(A block of data)
━━━━

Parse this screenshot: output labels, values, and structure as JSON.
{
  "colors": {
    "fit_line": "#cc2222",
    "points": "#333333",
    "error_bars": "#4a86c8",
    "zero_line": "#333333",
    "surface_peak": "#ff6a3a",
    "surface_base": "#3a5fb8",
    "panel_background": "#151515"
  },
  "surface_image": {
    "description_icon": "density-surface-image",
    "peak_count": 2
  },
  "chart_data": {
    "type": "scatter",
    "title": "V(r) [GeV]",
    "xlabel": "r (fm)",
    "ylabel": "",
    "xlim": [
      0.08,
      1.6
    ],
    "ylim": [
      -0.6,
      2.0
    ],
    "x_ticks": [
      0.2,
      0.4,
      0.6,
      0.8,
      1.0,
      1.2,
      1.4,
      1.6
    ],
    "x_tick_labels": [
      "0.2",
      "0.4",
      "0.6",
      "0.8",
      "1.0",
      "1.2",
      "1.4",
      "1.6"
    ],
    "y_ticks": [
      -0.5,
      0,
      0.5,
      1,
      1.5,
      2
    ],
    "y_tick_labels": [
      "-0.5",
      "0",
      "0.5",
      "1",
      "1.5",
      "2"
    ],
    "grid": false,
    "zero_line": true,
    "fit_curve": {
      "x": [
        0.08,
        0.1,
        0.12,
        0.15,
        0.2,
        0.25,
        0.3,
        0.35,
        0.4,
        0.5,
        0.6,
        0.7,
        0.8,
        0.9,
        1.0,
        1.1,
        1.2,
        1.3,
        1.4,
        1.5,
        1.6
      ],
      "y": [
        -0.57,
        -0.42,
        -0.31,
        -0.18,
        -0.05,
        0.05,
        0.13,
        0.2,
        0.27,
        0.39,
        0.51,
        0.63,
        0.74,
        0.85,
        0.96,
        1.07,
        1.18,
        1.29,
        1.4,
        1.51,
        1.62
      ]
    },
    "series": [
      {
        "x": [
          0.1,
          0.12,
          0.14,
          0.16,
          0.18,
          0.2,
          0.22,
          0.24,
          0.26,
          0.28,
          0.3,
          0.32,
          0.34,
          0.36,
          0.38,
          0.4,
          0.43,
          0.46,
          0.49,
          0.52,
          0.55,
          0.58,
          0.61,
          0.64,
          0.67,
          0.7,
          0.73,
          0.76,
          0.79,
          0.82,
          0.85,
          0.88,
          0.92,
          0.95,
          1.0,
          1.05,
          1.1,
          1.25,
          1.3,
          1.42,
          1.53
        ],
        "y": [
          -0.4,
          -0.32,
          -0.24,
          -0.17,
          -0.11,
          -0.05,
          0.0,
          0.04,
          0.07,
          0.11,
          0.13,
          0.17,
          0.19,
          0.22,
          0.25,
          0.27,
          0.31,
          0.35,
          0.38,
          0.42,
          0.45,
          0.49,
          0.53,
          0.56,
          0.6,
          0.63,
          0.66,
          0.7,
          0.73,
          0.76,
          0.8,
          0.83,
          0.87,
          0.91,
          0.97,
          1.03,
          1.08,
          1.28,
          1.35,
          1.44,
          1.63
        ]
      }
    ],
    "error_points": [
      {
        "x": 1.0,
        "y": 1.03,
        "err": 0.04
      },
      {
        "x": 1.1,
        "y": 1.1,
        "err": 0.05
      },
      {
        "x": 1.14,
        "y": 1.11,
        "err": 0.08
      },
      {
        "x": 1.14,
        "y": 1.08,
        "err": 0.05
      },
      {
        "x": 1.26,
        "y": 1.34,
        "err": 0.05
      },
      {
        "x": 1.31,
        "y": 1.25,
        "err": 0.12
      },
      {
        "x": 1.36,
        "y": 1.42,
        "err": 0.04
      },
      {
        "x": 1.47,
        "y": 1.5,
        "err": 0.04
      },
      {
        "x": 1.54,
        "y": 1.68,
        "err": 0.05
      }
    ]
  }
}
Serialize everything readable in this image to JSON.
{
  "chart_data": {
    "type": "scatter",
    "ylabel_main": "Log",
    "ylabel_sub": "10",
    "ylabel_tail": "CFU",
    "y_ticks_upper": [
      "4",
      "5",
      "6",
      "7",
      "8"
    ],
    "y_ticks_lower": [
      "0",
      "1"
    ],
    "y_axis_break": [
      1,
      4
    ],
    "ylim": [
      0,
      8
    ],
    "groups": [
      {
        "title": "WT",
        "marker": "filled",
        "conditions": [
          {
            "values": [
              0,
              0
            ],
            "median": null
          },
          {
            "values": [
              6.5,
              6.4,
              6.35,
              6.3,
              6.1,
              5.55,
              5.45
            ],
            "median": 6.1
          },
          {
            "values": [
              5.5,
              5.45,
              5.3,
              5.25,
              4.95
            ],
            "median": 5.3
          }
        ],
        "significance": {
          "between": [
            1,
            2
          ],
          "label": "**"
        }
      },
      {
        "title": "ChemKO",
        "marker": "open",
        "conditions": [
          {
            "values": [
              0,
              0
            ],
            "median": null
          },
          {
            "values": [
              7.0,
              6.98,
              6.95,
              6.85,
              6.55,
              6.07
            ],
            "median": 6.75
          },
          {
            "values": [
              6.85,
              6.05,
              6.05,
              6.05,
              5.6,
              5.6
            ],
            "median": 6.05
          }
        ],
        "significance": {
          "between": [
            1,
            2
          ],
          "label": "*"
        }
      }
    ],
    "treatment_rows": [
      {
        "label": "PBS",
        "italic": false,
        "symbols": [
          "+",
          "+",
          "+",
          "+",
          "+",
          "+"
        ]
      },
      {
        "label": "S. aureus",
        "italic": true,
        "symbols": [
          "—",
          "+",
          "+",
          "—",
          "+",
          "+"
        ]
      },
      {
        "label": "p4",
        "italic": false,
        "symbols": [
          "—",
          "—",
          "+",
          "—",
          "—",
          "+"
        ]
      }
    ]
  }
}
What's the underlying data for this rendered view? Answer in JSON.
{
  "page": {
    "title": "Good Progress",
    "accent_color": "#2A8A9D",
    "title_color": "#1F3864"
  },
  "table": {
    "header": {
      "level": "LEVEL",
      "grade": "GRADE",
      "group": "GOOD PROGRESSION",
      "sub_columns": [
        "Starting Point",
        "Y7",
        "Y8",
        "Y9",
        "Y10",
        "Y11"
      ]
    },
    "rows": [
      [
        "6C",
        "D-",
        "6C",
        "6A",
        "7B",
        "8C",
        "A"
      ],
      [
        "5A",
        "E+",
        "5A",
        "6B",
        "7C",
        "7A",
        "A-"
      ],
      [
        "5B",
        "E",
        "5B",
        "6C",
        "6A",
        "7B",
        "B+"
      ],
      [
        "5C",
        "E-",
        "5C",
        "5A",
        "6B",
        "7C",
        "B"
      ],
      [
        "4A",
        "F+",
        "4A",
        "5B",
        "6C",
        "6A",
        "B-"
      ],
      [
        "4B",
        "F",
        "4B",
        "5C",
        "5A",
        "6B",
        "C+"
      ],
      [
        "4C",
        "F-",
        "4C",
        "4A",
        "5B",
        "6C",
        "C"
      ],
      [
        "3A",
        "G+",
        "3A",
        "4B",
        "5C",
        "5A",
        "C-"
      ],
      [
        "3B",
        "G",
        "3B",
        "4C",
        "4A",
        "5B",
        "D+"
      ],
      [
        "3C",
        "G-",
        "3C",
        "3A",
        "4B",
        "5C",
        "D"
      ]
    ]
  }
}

━━━━

WORK TO BE COMPLETED => Return each full line of the entries that contains the word "median".

ANSWER FOR THE TASK =>
            "median": null
            "median": 6.1
            "median": 5.3
            "median": null
            "median": 6.75
            "median": 6.05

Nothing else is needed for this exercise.